◆ YOUR GOAL ◆
Output each line of the material exactly as it stands.

◆ INPUT RECORDS ◆
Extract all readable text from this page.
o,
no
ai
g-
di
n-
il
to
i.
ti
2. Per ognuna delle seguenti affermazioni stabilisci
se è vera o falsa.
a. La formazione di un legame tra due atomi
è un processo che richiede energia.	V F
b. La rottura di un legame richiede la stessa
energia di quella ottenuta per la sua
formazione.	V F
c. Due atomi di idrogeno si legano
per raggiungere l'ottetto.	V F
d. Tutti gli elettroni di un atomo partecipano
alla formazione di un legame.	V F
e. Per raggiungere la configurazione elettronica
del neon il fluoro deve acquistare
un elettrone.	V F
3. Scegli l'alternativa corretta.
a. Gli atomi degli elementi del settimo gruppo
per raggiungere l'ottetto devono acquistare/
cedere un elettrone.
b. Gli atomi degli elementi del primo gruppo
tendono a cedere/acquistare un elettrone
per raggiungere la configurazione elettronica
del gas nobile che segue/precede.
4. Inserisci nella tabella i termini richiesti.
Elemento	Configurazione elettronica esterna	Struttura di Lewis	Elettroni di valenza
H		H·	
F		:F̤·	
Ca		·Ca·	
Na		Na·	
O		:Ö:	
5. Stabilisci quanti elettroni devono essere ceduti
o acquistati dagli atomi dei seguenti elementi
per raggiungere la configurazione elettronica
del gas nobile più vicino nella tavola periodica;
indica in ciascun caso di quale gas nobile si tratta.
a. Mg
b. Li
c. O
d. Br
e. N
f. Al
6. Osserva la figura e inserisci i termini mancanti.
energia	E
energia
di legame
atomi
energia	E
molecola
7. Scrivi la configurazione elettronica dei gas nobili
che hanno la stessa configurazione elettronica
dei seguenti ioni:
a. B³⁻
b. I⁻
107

◆ FINAL RESULT ◆
Extract all readable text from this page.
o,
no
ai
g-
di
n-
il
to
i.
ti
2. Per ognuna delle seguenti affermazioni stabilisci
se è vera o falsa.
a. La formazione di un legame tra due atomi
è un processo che richiede energia.	V F
b. La rottura di un legame richiede la stessa
energia di quella ottenuta per la sua
formazione.	V F
c. Due atomi di idrogeno si legano
per raggiungere l'ottetto.	V F
d. Tutti gli elettroni di un atomo partecipano
alla formazione di un legame.	V F
e. Per raggiungere la configurazione elettronica
del neon il fluoro deve acquistare
un elettrone.	V F
3. Scegli l'alternativa corretta.
a. Gli atomi degli elementi del settimo gruppo
per raggiungere l'ottetto devono acquistare/
cedere un elettrone.
b. Gli atomi degli elementi del primo gruppo
tendono a cedere/acquistare un elettrone
per raggiungere la configurazione elettronica
del gas nobile che segue/precede.
4. Inserisci nella tabella i termini richiesti.
Elemento	Configurazione elettronica esterna	Struttura di Lewis	Elettroni di valenza
H		H·	
F		:F̤·	
Ca		·Ca·	
Na		Na·	
O		:Ö:	
5. Stabilisci quanti elettroni devono essere ceduti
o acquistati dagli atomi dei seguenti elementi
per raggiungere la configurazione elettronica
del gas nobile più vicino nella tavola periodica;
indica in ciascun caso di quale gas nobile si tratta.
a. Mg
b. Li
c. O
d. Br
e. N
f. Al
6. Osserva la figura e inserisci i termini mancanti.
energia	E
energia
di legame
atomi
energia	E
molecola
7. Scrivi la configurazione elettronica dei gas nobili
che hanno la stessa configurazione elettronica
dei seguenti ioni:
a. B³⁻
b. I⁻
107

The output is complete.